Exercise objective ▸ Below are records; state how many of their lines hold the word "methacrylate", and give only the figure.

=-=-=

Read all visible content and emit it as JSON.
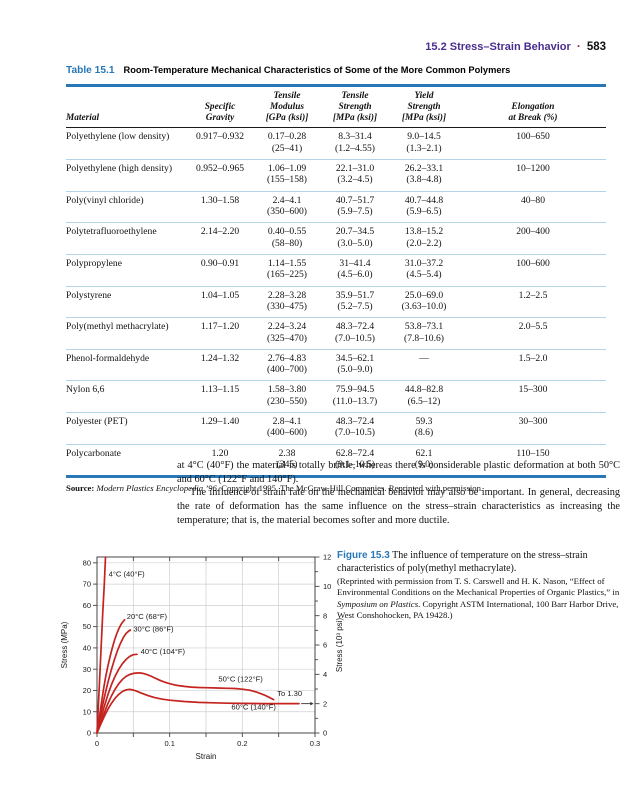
{
  "header": {
    "section_title": "15.2 Stress–Strain Behavior",
    "separator": "·",
    "page_number": "583"
  },
  "table": {
    "label": "Table 15.1",
    "title": "Room-Temperature Mechanical Characteristics of Some of the More Common Polymers",
    "columns": [
      {
        "lines": [
          "Material"
        ]
      },
      {
        "lines": [
          "Specific",
          "Gravity"
        ]
      },
      {
        "lines": [
          "Tensile",
          "Modulus",
          "[GPa (ksi)]"
        ]
      },
      {
        "lines": [
          "Tensile",
          "Strength",
          "[MPa (ksi)]"
        ]
      },
      {
        "lines": [
          "Yield",
          "Strength",
          "[MPa (ksi)]"
        ]
      },
      {
        "lines": [
          "Elongation",
          "at Break (%)"
        ]
      }
    ],
    "rows": [
      {
        "material": "Polyethylene (low density)",
        "specific_gravity": "0.917–0.932",
        "tensile_modulus": [
          "0.17–0.28",
          "(25–41)"
        ],
        "tensile_strength": [
          "8.3–31.4",
          "(1.2–4.55)"
        ],
        "yield_strength": [
          "9.0–14.5",
          "(1.3–2.1)"
        ],
        "elongation": "100–650"
      },
      {
        "material": "Polyethylene (high density)",
        "specific_gravity": "0.952–0.965",
        "tensile_modulus": [
          "1.06–1.09",
          "(155–158)"
        ],
        "tensile_strength": [
          "22.1–31.0",
          "(3.2–4.5)"
        ],
        "yield_strength": [
          "26.2–33.1",
          "(3.8–4.8)"
        ],
        "elongation": "10–1200"
      },
      {
        "material": "Poly(vinyl chloride)",
        "specific_gravity": "1.30–1.58",
        "tensile_modulus": [
          "2.4–4.1",
          "(350–600)"
        ],
        "tensile_strength": [
          "40.7–51.7",
          "(5.9–7.5)"
        ],
        "yield_strength": [
          "40.7–44.8",
          "(5.9–6.5)"
        ],
        "elongation": "40–80"
      },
      {
        "material": "Polytetrafluoroethylene",
        "specific_gravity": "2.14–2.20",
        "tensile_modulus": [
          "0.40–0.55",
          "(58–80)"
        ],
        "tensile_strength": [
          "20.7–34.5",
          "(3.0–5.0)"
        ],
        "yield_strength": [
          "13.8–15.2",
          "(2.0–2.2)"
        ],
        "elongation": "200–400"
      },
      {
        "material": "Polypropylene",
        "specific_gravity": "0.90–0.91",
        "tensile_modulus": [
          "1.14–1.55",
          "(165–225)"
        ],
        "tensile_strength": [
          "31–41.4",
          "(4.5–6.0)"
        ],
        "yield_strength": [
          "31.0–37.2",
          "(4.5–5.4)"
        ],
        "elongation": "100–600"
      },
      {
        "material": "Polystyrene",
        "specific_gravity": "1.04–1.05",
        "tensile_modulus": [
          "2.28–3.28",
          "(330–475)"
        ],
        "tensile_strength": [
          "35.9–51.7",
          "(5.2–7.5)"
        ],
        "yield_strength": [
          "25.0–69.0",
          "(3.63–10.0)"
        ],
        "elongation": "1.2–2.5"
      },
      {
        "material": "Poly(methyl methacrylate)",
        "specific_gravity": "1.17–1.20",
        "tensile_modulus": [
          "2.24–3.24",
          "(325–470)"
        ],
        "tensile_strength": [
          "48.3–72.4",
          "(7.0–10.5)"
        ],
        "yield_strength": [
          "53.8–73.1",
          "(7.8–10.6)"
        ],
        "elongation": "2.0–5.5"
      },
      {
        "material": "Phenol-formaldehyde",
        "specific_gravity": "1.24–1.32",
        "tensile_modulus": [
          "2.76–4.83",
          "(400–700)"
        ],
        "tensile_strength": [
          "34.5–62.1",
          "(5.0–9.0)"
        ],
        "yield_strength": "—",
        "elongation": "1.5–2.0"
      },
      {
        "material": "Nylon 6,6",
        "specific_gravity": "1.13–1.15",
        "tensile_modulus": [
          "1.58–3.80",
          "(230–550)"
        ],
        "tensile_strength": [
          "75.9–94.5",
          "(11.0–13.7)"
        ],
        "yield_strength": [
          "44.8–82.8",
          "(6.5–12)"
        ],
        "elongation": "15–300"
      },
      {
        "material": "Polyester (PET)",
        "specific_gravity": "1.29–1.40",
        "tensile_modulus": [
          "2.8–4.1",
          "(400–600)"
        ],
        "tensile_strength": [
          "48.3–72.4",
          "(7.0–10.5)"
        ],
        "yield_strength": [
          "59.3",
          "(8.6)"
        ],
        "elongation": "30–300"
      },
      {
        "material": "Polycarbonate",
        "specific_gravity": "1.20",
        "tensile_modulus": [
          "2.38",
          "(345)"
        ],
        "tensile_strength": [
          "62.8–72.4",
          "(9.1–10.5)"
        ],
        "yield_strength": [
          "62.1",
          "(9.0)"
        ],
        "elongation": "110–150"
      }
    ],
    "source": {
      "label": "Source:",
      "italic": " Modern Plastics Encyclopedia ’96.",
      "rest": " Copyright 1995, The McGraw-Hill Companies. Reprinted with permission."
    }
  },
  "body_text": {
    "para1": "at 4°C (40°F) the material is totally brittle, whereas there is considerable plastic deformation at both 50°C and 60°C (122°F and 140°F).",
    "para2": "The influence of strain rate on the mechanical behavior may also be important. In general, decreasing the rate of deformation has the same influence on the stress–strain characteristics as increasing the temperature; that is, the material becomes softer and more ductile."
  },
  "figure": {
    "label": "Figure 15.3",
    "caption": "The influence of temperature on the stress–strain characteristics of poly(methyl methacrylate).",
    "credit_parts": [
      "(Reprinted with permission from T. S. Carswell and H. K. Nason, “Effect of Environmental Conditions on the Mechanical Properties of Organic Plastics,” in ",
      "Symposium on Plastics",
      ". Copyright ASTM International, 100 Barr Harbor Drive, West Conshohocken, PA 19428.)"
    ]
  },
  "chart_data": {
    "type": "line",
    "title": "",
    "xlabel": "Strain",
    "ylabel_left": "Stress (MPa)",
    "ylabel_right": "Stress (10³ psi)",
    "xlim": [
      0,
      0.3
    ],
    "ylim_mpa": [
      0,
      82.74
    ],
    "x_major_ticks": [
      0,
      0.1,
      0.2,
      0.3
    ],
    "x_minor_step": 0.05,
    "left_ticks_mpa": [
      0,
      10,
      20,
      30,
      40,
      50,
      60,
      70,
      80
    ],
    "right_ticks_kpsi": [
      0,
      2,
      4,
      6,
      8,
      10,
      12
    ],
    "right_minor_ticks_kpsi": [
      1,
      3,
      5,
      7,
      9,
      11
    ],
    "kpsi_to_mpa": 6.8948,
    "grid": true,
    "legend_position": "inline-labels",
    "curve_color": "#c4231f",
    "series": [
      {
        "name": "4°C (40°F)",
        "label_pos": [
          0.016,
          73.5
        ],
        "points": [
          [
            0,
            0
          ],
          [
            0.002,
            14
          ],
          [
            0.004,
            28
          ],
          [
            0.006,
            43
          ],
          [
            0.008,
            57
          ],
          [
            0.01,
            70
          ],
          [
            0.0117,
            82.7
          ]
        ]
      },
      {
        "name": "20°C (68°F)",
        "label_pos": [
          0.041,
          53.5
        ],
        "points": [
          [
            0,
            0
          ],
          [
            0.003,
            7
          ],
          [
            0.006,
            14
          ],
          [
            0.009,
            20.5
          ],
          [
            0.012,
            26.5
          ],
          [
            0.015,
            31.5
          ],
          [
            0.018,
            36
          ],
          [
            0.021,
            40
          ],
          [
            0.024,
            43.5
          ],
          [
            0.027,
            46.5
          ],
          [
            0.03,
            49
          ],
          [
            0.033,
            51
          ],
          [
            0.036,
            52.5
          ],
          [
            0.038,
            53.2
          ]
        ]
      },
      {
        "name": "30°C (86°F)",
        "label_pos": [
          0.05,
          47.8
        ],
        "points": [
          [
            0,
            0
          ],
          [
            0.004,
            7
          ],
          [
            0.008,
            13.5
          ],
          [
            0.012,
            19.5
          ],
          [
            0.016,
            25
          ],
          [
            0.02,
            30
          ],
          [
            0.024,
            34.5
          ],
          [
            0.028,
            38.5
          ],
          [
            0.032,
            42
          ],
          [
            0.036,
            44.8
          ],
          [
            0.04,
            46.8
          ],
          [
            0.044,
            48
          ],
          [
            0.046,
            48.4
          ]
        ]
      },
      {
        "name": "40°C (104°F)",
        "label_pos": [
          0.06,
          37.2
        ],
        "points": [
          [
            0,
            0
          ],
          [
            0.005,
            6.5
          ],
          [
            0.01,
            12.5
          ],
          [
            0.015,
            18
          ],
          [
            0.02,
            22.8
          ],
          [
            0.025,
            26.8
          ],
          [
            0.03,
            30
          ],
          [
            0.035,
            32.6
          ],
          [
            0.04,
            34.6
          ],
          [
            0.045,
            36
          ],
          [
            0.05,
            36.8
          ],
          [
            0.055,
            37
          ]
        ]
      },
      {
        "name": "50°C (122°F)",
        "label_pos": [
          0.167,
          24.2
        ],
        "points": [
          [
            0,
            0
          ],
          [
            0.005,
            5
          ],
          [
            0.01,
            9.5
          ],
          [
            0.015,
            13.8
          ],
          [
            0.02,
            17.5
          ],
          [
            0.025,
            20.7
          ],
          [
            0.03,
            23.2
          ],
          [
            0.035,
            25.2
          ],
          [
            0.04,
            26.6
          ],
          [
            0.045,
            27.5
          ],
          [
            0.05,
            28
          ],
          [
            0.055,
            28.2
          ],
          [
            0.06,
            28.2
          ],
          [
            0.065,
            27.9
          ],
          [
            0.07,
            27.3
          ],
          [
            0.075,
            26.6
          ],
          [
            0.08,
            25.8
          ],
          [
            0.085,
            25
          ],
          [
            0.09,
            24.3
          ],
          [
            0.095,
            23.7
          ],
          [
            0.1,
            23.2
          ],
          [
            0.11,
            22.4
          ],
          [
            0.12,
            21.9
          ],
          [
            0.13,
            21.6
          ],
          [
            0.14,
            21.4
          ],
          [
            0.15,
            21.3
          ],
          [
            0.16,
            21.2
          ],
          [
            0.17,
            21.1
          ],
          [
            0.18,
            21.0
          ],
          [
            0.19,
            20.9
          ],
          [
            0.2,
            20.6
          ],
          [
            0.21,
            20.1
          ],
          [
            0.22,
            19.2
          ],
          [
            0.23,
            17.9
          ],
          [
            0.238,
            16.6
          ],
          [
            0.243,
            15.7
          ]
        ]
      },
      {
        "name": "60°C (140°F)",
        "label_pos": [
          0.185,
          11.0
        ],
        "points": [
          [
            0,
            0
          ],
          [
            0.005,
            4
          ],
          [
            0.01,
            7.8
          ],
          [
            0.015,
            11.2
          ],
          [
            0.02,
            14
          ],
          [
            0.025,
            16.4
          ],
          [
            0.03,
            18.2
          ],
          [
            0.035,
            19.5
          ],
          [
            0.04,
            20.3
          ],
          [
            0.045,
            20.5
          ],
          [
            0.05,
            20.2
          ],
          [
            0.055,
            19.6
          ],
          [
            0.06,
            18.9
          ],
          [
            0.07,
            17.6
          ],
          [
            0.08,
            16.6
          ],
          [
            0.09,
            15.9
          ],
          [
            0.1,
            15.4
          ],
          [
            0.12,
            14.8
          ],
          [
            0.14,
            14.4
          ],
          [
            0.16,
            14.2
          ],
          [
            0.18,
            14.0
          ],
          [
            0.2,
            13.9
          ],
          [
            0.23,
            13.8
          ],
          [
            0.26,
            13.8
          ],
          [
            0.278,
            13.8
          ]
        ]
      }
    ],
    "annotation": {
      "text": "To 1.30",
      "text_pos": [
        0.248,
        17.3
      ],
      "arrow_from": [
        0.281,
        13.8
      ],
      "arrow_to": [
        0.298,
        13.8
      ]
    }
  }
}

=-=-=

Full output ▸ 2